=== GIVEN REQUEST ===
Pictures aside, quote the whole listing exactly.

=-=-=

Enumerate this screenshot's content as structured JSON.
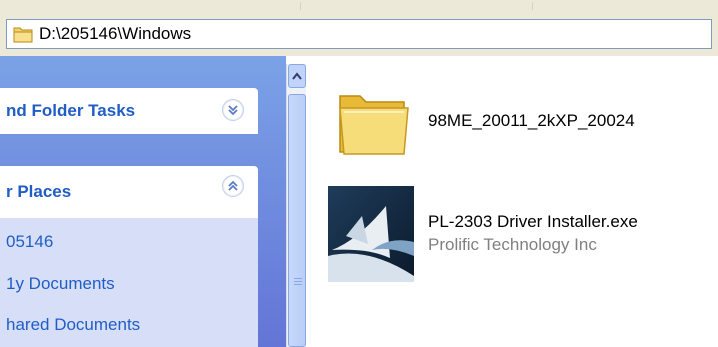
{
  "address_bar": {
    "path": "D:\\205146\\Windows",
    "icon": "folder-icon"
  },
  "task_pane": {
    "file_and_folder_tasks": {
      "title": "nd Folder Tasks",
      "toggle_icon": "chevron-double-down-icon"
    },
    "other_places": {
      "title": "r Places",
      "toggle_icon": "chevron-double-up-icon",
      "links": [
        "05146",
        "1y Documents",
        "hared Documents"
      ]
    }
  },
  "scrollbar": {
    "up_icon": "scroll-up-arrow-icon"
  },
  "files": [
    {
      "name": "98ME_20011_2kXP_20024",
      "icon": "folder-icon"
    },
    {
      "name": "PL-2303 Driver Installer.exe",
      "company": "Prolific Technology Inc",
      "icon": "installer-icon"
    }
  ],
  "colors": {
    "link_blue": "#215dc6",
    "pane_gradient_top": "#7ba2e7",
    "pane_gradient_bottom": "#6375d6",
    "toolbar_bg": "#ece9d8"
  }
}
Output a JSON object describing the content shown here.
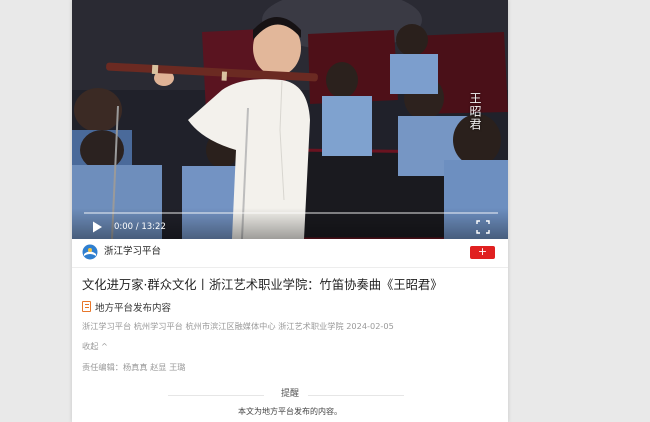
{
  "video": {
    "overlay_title": "王昭君",
    "current_time": "0:00",
    "duration": "13:22",
    "time_display": "0:00 / 13:22",
    "progress": 0
  },
  "source": {
    "name": "浙江学习平台",
    "follow_label": "+"
  },
  "article": {
    "title": "文化进万家·群众文化丨浙江艺术职业学院：竹笛协奏曲《王昭君》",
    "publish_tag": "地方平台发布内容",
    "meta": "浙江学习平台 杭州学习平台 杭州市滨江区融媒体中心 浙江艺术职业学院 2024-02-05",
    "collapse_label": "收起 ^",
    "editors": "责任编辑：杨真真 赵显 王璐"
  },
  "notice": {
    "title": "提醒",
    "text": "本文为地方平台发布的内容。"
  },
  "colors": {
    "accent_red": "#e02020",
    "publish_icon": "#e7762a",
    "meta_gray": "#9a9a9a"
  }
}
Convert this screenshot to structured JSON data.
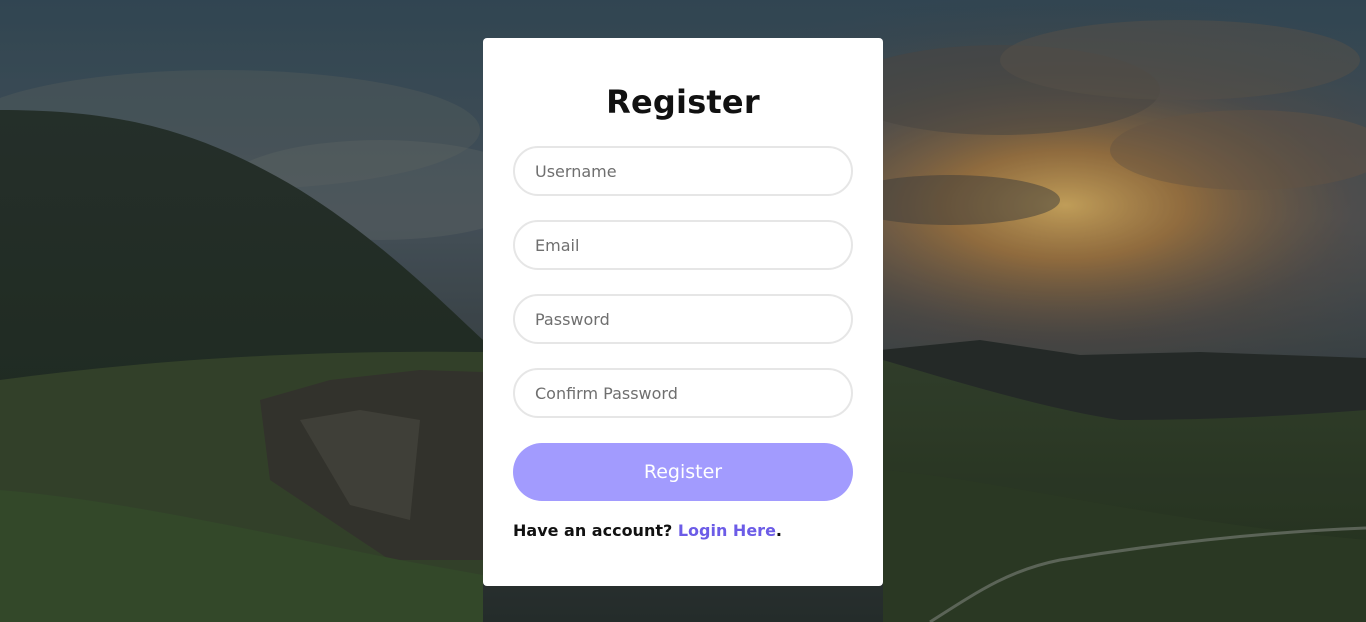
{
  "form": {
    "title": "Register",
    "username_placeholder": "Username",
    "email_placeholder": "Email",
    "password_placeholder": "Password",
    "confirm_password_placeholder": "Confirm Password",
    "submit_label": "Register",
    "footer_prefix": "Have an account? ",
    "login_link_label": "Login Here",
    "footer_suffix": "."
  },
  "colors": {
    "button_bg": "#a29bfe",
    "link": "#6c5ce7",
    "card_bg": "#ffffff",
    "field_border": "#e6e6e6"
  }
}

=-=-=

=== TASK RESULT ===
Enumerate this screenshot's content as structured JSON.
{
  "address_bar": {
    "path": "D:\\205146\\Windows",
    "icon": "folder-icon"
  },
  "task_pane": {
    "file_and_folder_tasks": {
      "title": "nd Folder Tasks",
      "toggle_icon": "chevron-double-down-icon"
    },
    "other_places": {
      "title": "r Places",
      "toggle_icon": "chevron-double-up-icon",
      "links": [
        "05146",
        "1y Documents",
        "hared Documents"
      ]
    }
  },
  "scrollbar": {
    "up_icon": "scroll-up-arrow-icon"
  },
  "files": [
    {
      "name": "98ME_20011_2kXP_20024",
      "icon": "folder-icon"
    },
    {
      "name": "PL-2303 Driver Installer.exe",
      "company": "Prolific Technology Inc",
      "icon": "installer-icon"
    }
  ],
  "colors": {
    "link_blue": "#215dc6",
    "pane_gradient_top": "#7ba2e7",
    "pane_gradient_bottom": "#6375d6",
    "toolbar_bg": "#ece9d8"
  }
}
Output a JSON object describing the content shown here.
{
  "video": {
    "overlay_title": "王昭君",
    "current_time": "0:00",
    "duration": "13:22",
    "time_display": "0:00 / 13:22",
    "progress": 0
  },
  "source": {
    "name": "浙江学习平台",
    "follow_label": "+"
  },
  "article": {
    "title": "文化进万家·群众文化丨浙江艺术职业学院：竹笛协奏曲《王昭君》",
    "publish_tag": "地方平台发布内容",
    "meta": "浙江学习平台 杭州学习平台 杭州市滨江区融媒体中心 浙江艺术职业学院 2024-02-05",
    "collapse_label": "收起 ^",
    "editors": "责任编辑：杨真真 赵显 王璐"
  },
  "notice": {
    "title": "提醒",
    "text": "本文为地方平台发布的内容。"
  },
  "colors": {
    "accent_red": "#e02020",
    "publish_icon": "#e7762a",
    "meta_gray": "#9a9a9a"
  }
}
Convert this screenshot to structured JSON data.
{
  "form": {
    "title": "Register",
    "username_placeholder": "Username",
    "email_placeholder": "Email",
    "password_placeholder": "Password",
    "confirm_password_placeholder": "Confirm Password",
    "submit_label": "Register",
    "footer_prefix": "Have an account? ",
    "login_link_label": "Login Here",
    "footer_suffix": "."
  },
  "colors": {
    "button_bg": "#a29bfe",
    "link": "#6c5ce7",
    "card_bg": "#ffffff",
    "field_border": "#e6e6e6"
  }
}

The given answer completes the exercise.